What to do ::
Check every line below for the word "процесс" and show those that hold it.

--- Start of Material for this task ---

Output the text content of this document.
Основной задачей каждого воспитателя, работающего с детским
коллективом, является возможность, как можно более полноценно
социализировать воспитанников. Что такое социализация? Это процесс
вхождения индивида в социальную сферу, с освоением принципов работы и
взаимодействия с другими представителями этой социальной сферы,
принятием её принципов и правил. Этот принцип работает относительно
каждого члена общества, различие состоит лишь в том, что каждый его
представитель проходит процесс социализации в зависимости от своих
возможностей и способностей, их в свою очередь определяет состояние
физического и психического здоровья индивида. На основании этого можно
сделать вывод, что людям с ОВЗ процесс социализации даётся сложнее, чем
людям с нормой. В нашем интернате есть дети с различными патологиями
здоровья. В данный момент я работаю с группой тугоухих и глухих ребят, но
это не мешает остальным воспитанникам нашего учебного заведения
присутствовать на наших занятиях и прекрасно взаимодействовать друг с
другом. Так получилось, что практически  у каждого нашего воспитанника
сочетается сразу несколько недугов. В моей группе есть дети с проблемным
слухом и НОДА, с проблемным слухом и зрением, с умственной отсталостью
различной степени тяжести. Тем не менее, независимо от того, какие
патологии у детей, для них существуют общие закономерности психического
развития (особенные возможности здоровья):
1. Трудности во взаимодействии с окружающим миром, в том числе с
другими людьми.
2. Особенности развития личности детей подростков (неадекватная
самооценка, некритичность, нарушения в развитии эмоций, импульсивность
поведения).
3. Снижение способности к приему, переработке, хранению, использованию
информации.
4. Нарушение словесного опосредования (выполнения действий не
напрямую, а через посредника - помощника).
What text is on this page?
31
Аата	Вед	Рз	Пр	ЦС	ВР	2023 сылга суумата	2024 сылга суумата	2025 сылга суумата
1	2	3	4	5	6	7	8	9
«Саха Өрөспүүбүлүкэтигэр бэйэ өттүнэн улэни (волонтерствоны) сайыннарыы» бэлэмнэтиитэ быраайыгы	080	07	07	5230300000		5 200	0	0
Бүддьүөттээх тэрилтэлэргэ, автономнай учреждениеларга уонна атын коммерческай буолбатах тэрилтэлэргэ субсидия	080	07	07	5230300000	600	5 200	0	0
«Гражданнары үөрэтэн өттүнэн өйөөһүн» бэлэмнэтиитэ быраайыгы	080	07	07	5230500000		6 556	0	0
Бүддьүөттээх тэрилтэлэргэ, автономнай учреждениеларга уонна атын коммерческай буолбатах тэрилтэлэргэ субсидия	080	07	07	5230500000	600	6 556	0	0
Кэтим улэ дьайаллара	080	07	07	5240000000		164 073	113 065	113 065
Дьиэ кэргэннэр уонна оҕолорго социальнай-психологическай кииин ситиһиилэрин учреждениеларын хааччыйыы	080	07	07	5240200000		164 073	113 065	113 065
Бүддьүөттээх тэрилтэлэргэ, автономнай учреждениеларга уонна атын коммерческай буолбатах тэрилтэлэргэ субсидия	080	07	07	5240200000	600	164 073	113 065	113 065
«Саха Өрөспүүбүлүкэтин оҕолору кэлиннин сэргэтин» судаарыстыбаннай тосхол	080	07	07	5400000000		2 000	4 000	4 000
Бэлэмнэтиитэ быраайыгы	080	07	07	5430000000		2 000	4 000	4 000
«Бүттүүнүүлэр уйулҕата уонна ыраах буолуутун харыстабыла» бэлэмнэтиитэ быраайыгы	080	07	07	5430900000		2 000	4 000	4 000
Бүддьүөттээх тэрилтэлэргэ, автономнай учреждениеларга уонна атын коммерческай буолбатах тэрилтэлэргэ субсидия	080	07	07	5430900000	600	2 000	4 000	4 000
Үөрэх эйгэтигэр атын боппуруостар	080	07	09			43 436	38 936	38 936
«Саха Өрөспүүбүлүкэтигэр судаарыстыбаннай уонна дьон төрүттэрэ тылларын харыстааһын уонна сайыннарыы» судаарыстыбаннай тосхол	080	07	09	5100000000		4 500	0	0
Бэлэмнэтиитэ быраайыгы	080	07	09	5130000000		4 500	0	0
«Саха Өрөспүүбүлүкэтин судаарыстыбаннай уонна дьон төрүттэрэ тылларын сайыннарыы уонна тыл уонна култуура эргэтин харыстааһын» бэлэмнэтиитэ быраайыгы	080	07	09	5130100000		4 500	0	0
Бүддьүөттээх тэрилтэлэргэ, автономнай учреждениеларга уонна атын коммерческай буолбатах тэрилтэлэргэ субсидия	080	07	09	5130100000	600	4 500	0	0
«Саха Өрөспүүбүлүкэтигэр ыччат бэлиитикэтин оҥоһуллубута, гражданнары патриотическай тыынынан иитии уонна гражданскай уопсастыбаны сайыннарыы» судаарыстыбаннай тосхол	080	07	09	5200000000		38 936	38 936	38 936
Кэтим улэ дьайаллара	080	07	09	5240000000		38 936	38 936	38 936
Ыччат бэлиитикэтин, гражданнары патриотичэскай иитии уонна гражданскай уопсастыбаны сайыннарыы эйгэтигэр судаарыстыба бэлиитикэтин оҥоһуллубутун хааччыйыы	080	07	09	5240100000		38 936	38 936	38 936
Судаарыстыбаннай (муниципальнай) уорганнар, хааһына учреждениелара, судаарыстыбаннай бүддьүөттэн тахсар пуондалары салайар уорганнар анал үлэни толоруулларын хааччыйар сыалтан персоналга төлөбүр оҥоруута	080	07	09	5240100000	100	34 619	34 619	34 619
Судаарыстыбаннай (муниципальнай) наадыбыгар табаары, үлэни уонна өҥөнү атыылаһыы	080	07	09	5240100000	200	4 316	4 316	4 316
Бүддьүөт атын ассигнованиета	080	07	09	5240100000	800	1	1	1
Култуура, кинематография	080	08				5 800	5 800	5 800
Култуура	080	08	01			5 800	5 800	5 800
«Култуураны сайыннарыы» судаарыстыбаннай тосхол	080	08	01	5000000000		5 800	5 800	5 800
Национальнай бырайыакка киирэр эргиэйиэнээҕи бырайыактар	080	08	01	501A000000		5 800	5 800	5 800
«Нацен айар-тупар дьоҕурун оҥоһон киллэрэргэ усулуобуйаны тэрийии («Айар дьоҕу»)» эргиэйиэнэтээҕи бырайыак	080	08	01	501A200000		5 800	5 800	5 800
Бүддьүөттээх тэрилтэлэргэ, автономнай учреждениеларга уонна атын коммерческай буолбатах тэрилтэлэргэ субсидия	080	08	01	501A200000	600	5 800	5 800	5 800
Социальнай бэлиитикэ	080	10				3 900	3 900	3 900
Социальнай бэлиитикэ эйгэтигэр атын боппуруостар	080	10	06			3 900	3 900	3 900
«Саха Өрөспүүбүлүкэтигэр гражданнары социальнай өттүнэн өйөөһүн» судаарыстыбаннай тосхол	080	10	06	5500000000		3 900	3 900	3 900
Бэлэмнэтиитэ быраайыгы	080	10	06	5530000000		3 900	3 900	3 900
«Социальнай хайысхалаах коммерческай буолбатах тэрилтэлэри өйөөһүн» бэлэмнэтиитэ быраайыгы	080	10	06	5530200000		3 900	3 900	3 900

--- End of Material for this task ---

Exercise output ::
социализировать воспитанников. Что такое социализация? Это процесс
представитель проходит процесс социализации в зависимости от своих
сделать вывод, что людям с ОВЗ процесс социализации даётся сложнее, чем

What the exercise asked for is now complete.